[Saved entries]
= = = = =
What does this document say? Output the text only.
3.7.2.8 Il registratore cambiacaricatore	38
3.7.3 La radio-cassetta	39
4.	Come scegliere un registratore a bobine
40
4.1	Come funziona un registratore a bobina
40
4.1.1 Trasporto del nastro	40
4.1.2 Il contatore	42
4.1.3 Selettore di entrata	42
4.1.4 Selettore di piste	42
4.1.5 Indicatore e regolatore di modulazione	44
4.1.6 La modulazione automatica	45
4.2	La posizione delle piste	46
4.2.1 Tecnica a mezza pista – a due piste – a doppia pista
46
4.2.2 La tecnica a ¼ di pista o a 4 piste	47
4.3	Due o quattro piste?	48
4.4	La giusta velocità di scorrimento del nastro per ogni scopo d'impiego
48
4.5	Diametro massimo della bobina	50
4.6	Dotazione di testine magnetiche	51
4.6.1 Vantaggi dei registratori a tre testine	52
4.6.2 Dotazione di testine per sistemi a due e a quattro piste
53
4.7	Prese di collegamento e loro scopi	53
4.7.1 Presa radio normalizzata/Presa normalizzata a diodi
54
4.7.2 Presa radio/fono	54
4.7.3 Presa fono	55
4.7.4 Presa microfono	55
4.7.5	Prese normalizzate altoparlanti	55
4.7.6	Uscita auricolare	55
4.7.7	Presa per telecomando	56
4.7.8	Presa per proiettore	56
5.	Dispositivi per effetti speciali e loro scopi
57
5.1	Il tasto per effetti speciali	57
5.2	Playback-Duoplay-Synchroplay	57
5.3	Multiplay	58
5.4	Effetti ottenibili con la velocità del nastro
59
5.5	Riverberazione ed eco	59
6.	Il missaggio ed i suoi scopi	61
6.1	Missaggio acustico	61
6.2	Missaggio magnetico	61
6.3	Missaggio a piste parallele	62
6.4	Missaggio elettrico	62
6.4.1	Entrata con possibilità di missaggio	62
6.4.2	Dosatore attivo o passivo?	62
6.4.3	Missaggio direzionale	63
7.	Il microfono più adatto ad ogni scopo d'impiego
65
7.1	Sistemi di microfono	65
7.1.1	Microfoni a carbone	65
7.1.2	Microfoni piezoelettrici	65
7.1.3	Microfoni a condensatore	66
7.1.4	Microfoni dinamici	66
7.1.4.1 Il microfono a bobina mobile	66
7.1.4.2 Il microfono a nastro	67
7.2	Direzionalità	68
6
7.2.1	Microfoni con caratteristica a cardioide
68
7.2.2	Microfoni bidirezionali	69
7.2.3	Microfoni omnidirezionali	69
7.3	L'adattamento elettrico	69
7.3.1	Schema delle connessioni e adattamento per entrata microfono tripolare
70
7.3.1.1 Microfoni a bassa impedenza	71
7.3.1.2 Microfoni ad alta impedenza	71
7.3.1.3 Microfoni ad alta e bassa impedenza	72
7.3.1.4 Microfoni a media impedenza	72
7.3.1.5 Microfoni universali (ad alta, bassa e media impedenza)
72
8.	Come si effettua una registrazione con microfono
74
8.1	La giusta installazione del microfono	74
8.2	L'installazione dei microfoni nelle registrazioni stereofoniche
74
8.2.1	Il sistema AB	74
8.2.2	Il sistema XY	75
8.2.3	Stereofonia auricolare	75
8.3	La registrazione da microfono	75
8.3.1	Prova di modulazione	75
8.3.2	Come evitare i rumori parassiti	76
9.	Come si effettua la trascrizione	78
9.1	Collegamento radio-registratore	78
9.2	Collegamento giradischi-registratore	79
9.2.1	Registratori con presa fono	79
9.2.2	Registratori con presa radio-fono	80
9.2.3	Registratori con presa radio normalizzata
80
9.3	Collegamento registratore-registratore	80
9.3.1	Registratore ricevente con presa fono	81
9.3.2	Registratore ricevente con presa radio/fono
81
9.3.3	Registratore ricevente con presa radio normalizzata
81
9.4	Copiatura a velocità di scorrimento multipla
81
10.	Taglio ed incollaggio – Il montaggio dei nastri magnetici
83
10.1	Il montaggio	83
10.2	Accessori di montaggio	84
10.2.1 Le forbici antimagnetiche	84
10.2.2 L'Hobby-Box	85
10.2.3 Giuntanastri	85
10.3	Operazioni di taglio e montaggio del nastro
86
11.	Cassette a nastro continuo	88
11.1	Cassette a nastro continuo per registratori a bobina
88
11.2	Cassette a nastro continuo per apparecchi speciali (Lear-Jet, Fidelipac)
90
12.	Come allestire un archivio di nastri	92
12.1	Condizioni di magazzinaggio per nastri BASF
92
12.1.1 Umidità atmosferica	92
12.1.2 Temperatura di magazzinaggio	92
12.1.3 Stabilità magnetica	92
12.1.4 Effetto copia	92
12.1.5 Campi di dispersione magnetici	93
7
= = = = =
● Exercise details:
Show the lines where the word "Come" appears in the entries.

● Answer to the exercise:
4.	Come scegliere un registratore a bobine
4.1	Come funziona un registratore a bobina
8.	Come si effettua una registrazione con microfono
8.3.2	Come evitare i rumori parassiti	76
9.	Come si effettua la trascrizione	78
12.	Come allestire un archivio di nastri	92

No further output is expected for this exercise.